Materials provided |
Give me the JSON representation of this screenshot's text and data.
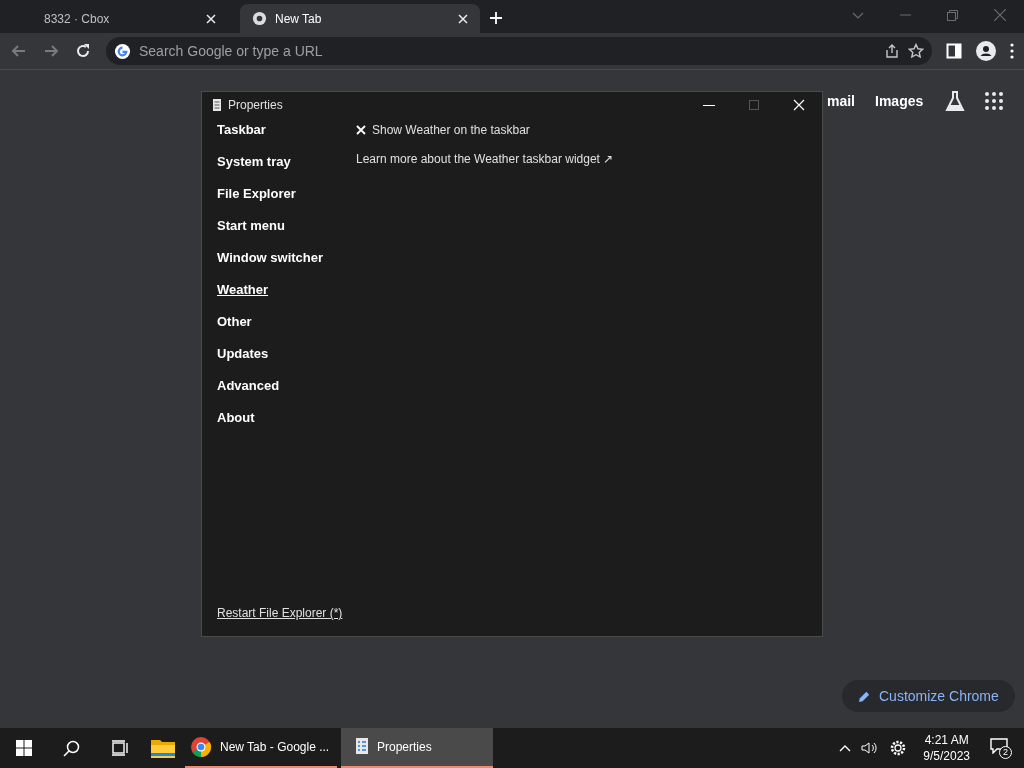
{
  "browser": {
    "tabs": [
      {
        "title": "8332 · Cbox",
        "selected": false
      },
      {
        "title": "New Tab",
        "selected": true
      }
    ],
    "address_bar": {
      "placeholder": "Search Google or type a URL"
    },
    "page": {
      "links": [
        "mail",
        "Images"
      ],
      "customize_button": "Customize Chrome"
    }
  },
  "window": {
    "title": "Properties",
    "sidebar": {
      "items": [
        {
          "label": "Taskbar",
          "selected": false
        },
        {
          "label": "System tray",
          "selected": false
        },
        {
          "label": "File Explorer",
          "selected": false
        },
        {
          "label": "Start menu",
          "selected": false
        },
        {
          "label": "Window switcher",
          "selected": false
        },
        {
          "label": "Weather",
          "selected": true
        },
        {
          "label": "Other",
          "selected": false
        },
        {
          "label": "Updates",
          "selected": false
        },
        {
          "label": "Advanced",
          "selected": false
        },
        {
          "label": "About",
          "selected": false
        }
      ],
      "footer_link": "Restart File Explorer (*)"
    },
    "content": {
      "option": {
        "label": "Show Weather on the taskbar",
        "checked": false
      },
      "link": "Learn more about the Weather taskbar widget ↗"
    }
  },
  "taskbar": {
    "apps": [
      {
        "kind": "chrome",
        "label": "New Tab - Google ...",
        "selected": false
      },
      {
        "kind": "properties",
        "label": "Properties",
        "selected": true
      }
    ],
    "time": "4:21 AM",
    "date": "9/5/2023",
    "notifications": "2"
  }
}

What to work on |
Quote every line of the records above exactly; no picture is to be copied.

Finished answer |
Give me the JSON representation of this screenshot's text and data.
{
  "browser": {
    "tabs": [
      {
        "title": "8332 · Cbox",
        "selected": false
      },
      {
        "title": "New Tab",
        "selected": true
      }
    ],
    "address_bar": {
      "placeholder": "Search Google or type a URL"
    },
    "page": {
      "links": [
        "mail",
        "Images"
      ],
      "customize_button": "Customize Chrome"
    }
  },
  "window": {
    "title": "Properties",
    "sidebar": {
      "items": [
        {
          "label": "Taskbar",
          "selected": false
        },
        {
          "label": "System tray",
          "selected": false
        },
        {
          "label": "File Explorer",
          "selected": false
        },
        {
          "label": "Start menu",
          "selected": false
        },
        {
          "label": "Window switcher",
          "selected": false
        },
        {
          "label": "Weather",
          "selected": true
        },
        {
          "label": "Other",
          "selected": false
        },
        {
          "label": "Updates",
          "selected": false
        },
        {
          "label": "Advanced",
          "selected": false
        },
        {
          "label": "About",
          "selected": false
        }
      ],
      "footer_link": "Restart File Explorer (*)"
    },
    "content": {
      "option": {
        "label": "Show Weather on the taskbar",
        "checked": false
      },
      "link": "Learn more about the Weather taskbar widget ↗"
    }
  },
  "taskbar": {
    "apps": [
      {
        "kind": "chrome",
        "label": "New Tab - Google ...",
        "selected": false
      },
      {
        "kind": "properties",
        "label": "Properties",
        "selected": true
      }
    ],
    "time": "4:21 AM",
    "date": "9/5/2023",
    "notifications": "2"
  }
}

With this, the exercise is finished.